◆ **GIVEN PROBLEM**:
Reproduce the records verbatim, beginning at the line that contains "UI element localization: list" and ending after the line that contains "- paragraph-admissions: Between", with both lines included. Omit the pictures from your answer.

(Item position entries)
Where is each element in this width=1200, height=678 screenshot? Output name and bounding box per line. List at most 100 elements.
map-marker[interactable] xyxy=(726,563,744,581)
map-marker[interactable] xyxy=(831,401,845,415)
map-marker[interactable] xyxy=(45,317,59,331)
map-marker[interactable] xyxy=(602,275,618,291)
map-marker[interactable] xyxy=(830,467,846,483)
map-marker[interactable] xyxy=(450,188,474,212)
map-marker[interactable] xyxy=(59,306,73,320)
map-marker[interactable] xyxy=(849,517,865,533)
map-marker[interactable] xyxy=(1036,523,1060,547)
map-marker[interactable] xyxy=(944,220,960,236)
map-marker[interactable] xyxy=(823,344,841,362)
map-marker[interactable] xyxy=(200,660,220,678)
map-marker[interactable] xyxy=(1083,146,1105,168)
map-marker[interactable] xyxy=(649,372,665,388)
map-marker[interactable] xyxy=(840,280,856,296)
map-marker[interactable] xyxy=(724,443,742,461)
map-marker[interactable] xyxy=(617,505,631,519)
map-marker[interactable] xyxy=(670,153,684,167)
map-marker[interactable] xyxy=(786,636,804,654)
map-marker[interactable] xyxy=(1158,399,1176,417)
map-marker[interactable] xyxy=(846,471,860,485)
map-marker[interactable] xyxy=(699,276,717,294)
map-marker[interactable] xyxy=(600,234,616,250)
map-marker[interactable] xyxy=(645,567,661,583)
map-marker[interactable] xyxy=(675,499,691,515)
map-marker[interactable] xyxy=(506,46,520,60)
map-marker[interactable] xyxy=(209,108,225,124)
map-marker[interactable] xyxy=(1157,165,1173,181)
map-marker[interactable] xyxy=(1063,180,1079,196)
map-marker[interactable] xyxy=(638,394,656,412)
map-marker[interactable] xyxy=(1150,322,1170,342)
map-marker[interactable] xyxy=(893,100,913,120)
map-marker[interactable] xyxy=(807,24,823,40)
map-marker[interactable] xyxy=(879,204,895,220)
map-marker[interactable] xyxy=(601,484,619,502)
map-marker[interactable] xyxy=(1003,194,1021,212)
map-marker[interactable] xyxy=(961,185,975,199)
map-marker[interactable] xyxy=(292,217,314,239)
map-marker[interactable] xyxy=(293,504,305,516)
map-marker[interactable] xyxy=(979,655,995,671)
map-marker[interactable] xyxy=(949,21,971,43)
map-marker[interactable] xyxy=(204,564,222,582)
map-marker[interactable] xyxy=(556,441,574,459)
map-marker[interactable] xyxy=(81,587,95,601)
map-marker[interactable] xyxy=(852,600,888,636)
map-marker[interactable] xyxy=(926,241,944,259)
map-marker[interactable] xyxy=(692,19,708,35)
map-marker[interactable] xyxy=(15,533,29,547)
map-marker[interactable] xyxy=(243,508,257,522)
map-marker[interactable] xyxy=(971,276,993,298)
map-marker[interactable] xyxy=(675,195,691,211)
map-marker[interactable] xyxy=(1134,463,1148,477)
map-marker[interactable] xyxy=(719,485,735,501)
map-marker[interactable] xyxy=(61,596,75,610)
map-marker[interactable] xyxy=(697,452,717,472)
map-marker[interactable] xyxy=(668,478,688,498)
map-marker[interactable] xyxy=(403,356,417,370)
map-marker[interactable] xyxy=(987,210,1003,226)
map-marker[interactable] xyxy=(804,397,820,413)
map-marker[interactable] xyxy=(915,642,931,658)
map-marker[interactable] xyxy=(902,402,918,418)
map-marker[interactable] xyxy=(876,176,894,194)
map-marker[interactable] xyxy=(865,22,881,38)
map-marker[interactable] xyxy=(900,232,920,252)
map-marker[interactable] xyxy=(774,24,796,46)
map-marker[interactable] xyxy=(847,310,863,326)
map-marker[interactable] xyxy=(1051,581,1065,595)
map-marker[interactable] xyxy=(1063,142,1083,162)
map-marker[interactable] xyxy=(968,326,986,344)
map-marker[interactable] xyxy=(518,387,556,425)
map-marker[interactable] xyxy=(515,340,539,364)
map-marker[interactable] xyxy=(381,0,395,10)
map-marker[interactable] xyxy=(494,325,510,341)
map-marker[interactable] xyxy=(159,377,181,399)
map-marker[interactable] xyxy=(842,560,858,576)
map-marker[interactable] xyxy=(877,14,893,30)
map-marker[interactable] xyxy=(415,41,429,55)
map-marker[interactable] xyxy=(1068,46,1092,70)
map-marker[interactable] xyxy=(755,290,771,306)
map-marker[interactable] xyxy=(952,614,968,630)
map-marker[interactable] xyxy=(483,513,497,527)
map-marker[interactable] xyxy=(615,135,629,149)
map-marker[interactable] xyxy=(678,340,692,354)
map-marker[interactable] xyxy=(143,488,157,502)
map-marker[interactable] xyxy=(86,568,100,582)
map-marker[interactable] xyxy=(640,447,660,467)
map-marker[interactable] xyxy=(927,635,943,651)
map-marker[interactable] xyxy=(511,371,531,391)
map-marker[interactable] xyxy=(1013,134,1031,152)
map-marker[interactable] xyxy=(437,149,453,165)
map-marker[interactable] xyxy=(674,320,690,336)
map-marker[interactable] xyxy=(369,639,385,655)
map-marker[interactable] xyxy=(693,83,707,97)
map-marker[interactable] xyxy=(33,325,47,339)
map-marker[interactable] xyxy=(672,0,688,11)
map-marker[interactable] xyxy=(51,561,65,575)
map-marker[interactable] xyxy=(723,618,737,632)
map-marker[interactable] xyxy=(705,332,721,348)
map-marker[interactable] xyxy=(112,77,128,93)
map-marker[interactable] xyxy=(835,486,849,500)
---
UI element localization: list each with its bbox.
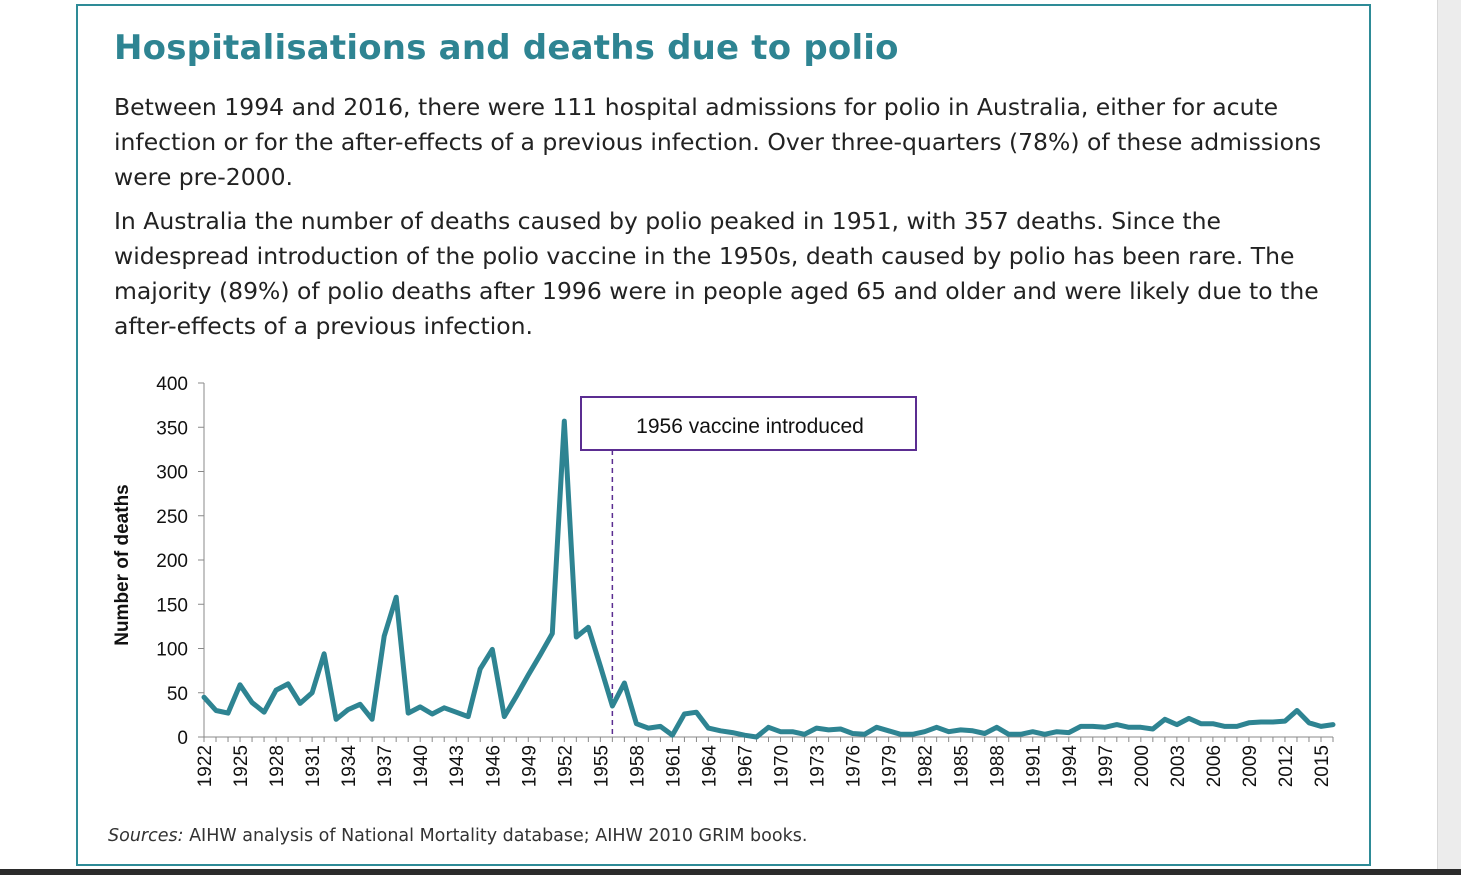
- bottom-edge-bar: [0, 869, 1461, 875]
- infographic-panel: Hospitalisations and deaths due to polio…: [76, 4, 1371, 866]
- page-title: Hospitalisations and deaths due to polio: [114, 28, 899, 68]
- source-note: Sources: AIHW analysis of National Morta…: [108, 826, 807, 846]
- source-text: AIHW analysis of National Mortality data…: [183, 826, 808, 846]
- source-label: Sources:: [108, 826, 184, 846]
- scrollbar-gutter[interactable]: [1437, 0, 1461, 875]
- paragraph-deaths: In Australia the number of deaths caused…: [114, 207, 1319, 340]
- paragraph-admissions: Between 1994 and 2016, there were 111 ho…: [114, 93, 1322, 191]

◆ **COMPLETE RESPONSE**:
UI element localization: list each with its bbox.
- bottom-edge-bar: [0, 869, 1461, 875]
- infographic-panel: Hospitalisations and deaths due to polio…: [76, 4, 1371, 866]
- page-title: Hospitalisations and deaths due to polio: [114, 28, 899, 68]
- source-note: Sources: AIHW analysis of National Morta…: [108, 826, 807, 846]
- source-text: AIHW analysis of National Mortality data…: [183, 826, 808, 846]
- source-label: Sources:: [108, 826, 184, 846]
- scrollbar-gutter[interactable]: [1437, 0, 1461, 875]
- paragraph-deaths: In Australia the number of deaths caused…: [114, 207, 1319, 340]
- paragraph-admissions: Between 1994 and 2016, there were 111 ho…: [114, 93, 1322, 191]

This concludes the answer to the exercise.